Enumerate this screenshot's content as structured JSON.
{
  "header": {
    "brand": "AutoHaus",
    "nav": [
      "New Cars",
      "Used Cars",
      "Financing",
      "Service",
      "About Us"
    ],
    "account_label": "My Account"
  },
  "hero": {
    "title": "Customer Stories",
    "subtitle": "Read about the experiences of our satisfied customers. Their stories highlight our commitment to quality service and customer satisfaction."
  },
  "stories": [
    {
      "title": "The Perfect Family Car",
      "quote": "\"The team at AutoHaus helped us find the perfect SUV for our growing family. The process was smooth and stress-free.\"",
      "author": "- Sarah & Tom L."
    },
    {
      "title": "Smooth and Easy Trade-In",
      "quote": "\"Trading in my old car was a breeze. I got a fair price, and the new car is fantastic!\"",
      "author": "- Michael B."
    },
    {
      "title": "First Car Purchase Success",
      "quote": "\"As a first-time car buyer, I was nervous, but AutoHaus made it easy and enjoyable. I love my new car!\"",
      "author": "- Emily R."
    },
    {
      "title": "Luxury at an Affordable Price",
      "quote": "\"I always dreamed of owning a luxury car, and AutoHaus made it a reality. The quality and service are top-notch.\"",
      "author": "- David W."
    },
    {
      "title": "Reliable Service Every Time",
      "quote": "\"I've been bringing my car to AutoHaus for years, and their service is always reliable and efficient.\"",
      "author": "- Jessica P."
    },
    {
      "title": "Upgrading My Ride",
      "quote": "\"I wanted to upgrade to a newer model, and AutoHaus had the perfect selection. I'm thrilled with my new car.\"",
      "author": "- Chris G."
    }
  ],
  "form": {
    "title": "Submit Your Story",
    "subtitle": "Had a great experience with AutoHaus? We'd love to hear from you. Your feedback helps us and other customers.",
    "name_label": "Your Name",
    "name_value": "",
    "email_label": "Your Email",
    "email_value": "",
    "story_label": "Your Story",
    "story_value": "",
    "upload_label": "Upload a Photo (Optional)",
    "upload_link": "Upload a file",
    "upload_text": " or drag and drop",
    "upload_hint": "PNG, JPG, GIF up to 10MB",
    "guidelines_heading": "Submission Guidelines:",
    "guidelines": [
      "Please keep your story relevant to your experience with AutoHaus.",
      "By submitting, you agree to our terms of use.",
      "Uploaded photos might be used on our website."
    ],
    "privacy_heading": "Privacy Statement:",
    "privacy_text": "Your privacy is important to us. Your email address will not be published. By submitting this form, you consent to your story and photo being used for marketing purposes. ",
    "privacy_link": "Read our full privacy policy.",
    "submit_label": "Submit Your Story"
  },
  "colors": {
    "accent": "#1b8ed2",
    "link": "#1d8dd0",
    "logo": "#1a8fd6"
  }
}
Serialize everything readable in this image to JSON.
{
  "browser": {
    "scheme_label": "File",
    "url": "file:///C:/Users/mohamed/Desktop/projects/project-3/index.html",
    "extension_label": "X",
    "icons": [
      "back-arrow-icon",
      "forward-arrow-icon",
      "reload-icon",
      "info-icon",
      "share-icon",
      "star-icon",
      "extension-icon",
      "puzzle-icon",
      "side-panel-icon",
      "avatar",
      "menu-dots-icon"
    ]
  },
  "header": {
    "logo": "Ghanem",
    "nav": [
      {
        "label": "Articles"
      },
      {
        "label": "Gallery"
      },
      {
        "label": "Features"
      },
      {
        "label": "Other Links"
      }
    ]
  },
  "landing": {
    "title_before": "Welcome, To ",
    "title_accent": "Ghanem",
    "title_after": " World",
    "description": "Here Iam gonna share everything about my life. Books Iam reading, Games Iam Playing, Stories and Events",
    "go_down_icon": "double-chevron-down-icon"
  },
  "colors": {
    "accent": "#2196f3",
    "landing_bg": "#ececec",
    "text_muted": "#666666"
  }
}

===

Objective — Emit the full listing verbatim.

Task result —
Enumerate this screenshot's content as structured JSON.
{
  "header": {
    "brand": "AutoHaus",
    "nav": [
      "New Cars",
      "Used Cars",
      "Financing",
      "Service",
      "About Us"
    ],
    "account_label": "My Account"
  },
  "hero": {
    "title": "Customer Stories",
    "subtitle": "Read about the experiences of our satisfied customers. Their stories highlight our commitment to quality service and customer satisfaction."
  },
  "stories": [
    {
      "title": "The Perfect Family Car",
      "quote": "\"The team at AutoHaus helped us find the perfect SUV for our growing family. The process was smooth and stress-free.\"",
      "author": "- Sarah & Tom L."
    },
    {
      "title": "Smooth and Easy Trade-In",
      "quote": "\"Trading in my old car was a breeze. I got a fair price, and the new car is fantastic!\"",
      "author": "- Michael B."
    },
    {
      "title": "First Car Purchase Success",
      "quote": "\"As a first-time car buyer, I was nervous, but AutoHaus made it easy and enjoyable. I love my new car!\"",
      "author": "- Emily R."
    },
    {
      "title": "Luxury at an Affordable Price",
      "quote": "\"I always dreamed of owning a luxury car, and AutoHaus made it a reality. The quality and service are top-notch.\"",
      "author": "- David W."
    },
    {
      "title": "Reliable Service Every Time",
      "quote": "\"I've been bringing my car to AutoHaus for years, and their service is always reliable and efficient.\"",
      "author": "- Jessica P."
    },
    {
      "title": "Upgrading My Ride",
      "quote": "\"I wanted to upgrade to a newer model, and AutoHaus had the perfect selection. I'm thrilled with my new car.\"",
      "author": "- Chris G."
    }
  ],
  "form": {
    "title": "Submit Your Story",
    "subtitle": "Had a great experience with AutoHaus? We'd love to hear from you. Your feedback helps us and other customers.",
    "name_label": "Your Name",
    "name_value": "",
    "email_label": "Your Email",
    "email_value": "",
    "story_label": "Your Story",
    "story_value": "",
    "upload_label": "Upload a Photo (Optional)",
    "upload_link": "Upload a file",
    "upload_text": " or drag and drop",
    "upload_hint": "PNG, JPG, GIF up to 10MB",
    "guidelines_heading": "Submission Guidelines:",
    "guidelines": [
      "Please keep your story relevant to your experience with AutoHaus.",
      "By submitting, you agree to our terms of use.",
      "Uploaded photos might be used on our website."
    ],
    "privacy_heading": "Privacy Statement:",
    "privacy_text": "Your privacy is important to us. Your email address will not be published. By submitting this form, you consent to your story and photo being used for marketing purposes. ",
    "privacy_link": "Read our full privacy policy.",
    "submit_label": "Submit Your Story"
  },
  "colors": {
    "accent": "#1b8ed2",
    "link": "#1d8dd0",
    "logo": "#1a8fd6"
  }
}
Serialize everything readable in this image to JSON.
{
  "browser": {
    "scheme_label": "File",
    "url": "file:///C:/Users/mohamed/Desktop/projects/project-3/index.html",
    "extension_label": "X",
    "icons": [
      "back-arrow-icon",
      "forward-arrow-icon",
      "reload-icon",
      "info-icon",
      "share-icon",
      "star-icon",
      "extension-icon",
      "puzzle-icon",
      "side-panel-icon",
      "avatar",
      "menu-dots-icon"
    ]
  },
  "header": {
    "logo": "Ghanem",
    "nav": [
      {
        "label": "Articles"
      },
      {
        "label": "Gallery"
      },
      {
        "label": "Features"
      },
      {
        "label": "Other Links"
      }
    ]
  },
  "landing": {
    "title_before": "Welcome, To ",
    "title_accent": "Ghanem",
    "title_after": " World",
    "description": "Here Iam gonna share everything about my life. Books Iam reading, Games Iam Playing, Stories and Events",
    "go_down_icon": "double-chevron-down-icon"
  },
  "colors": {
    "accent": "#2196f3",
    "landing_bg": "#ececec",
    "text_muted": "#666666"
  }
}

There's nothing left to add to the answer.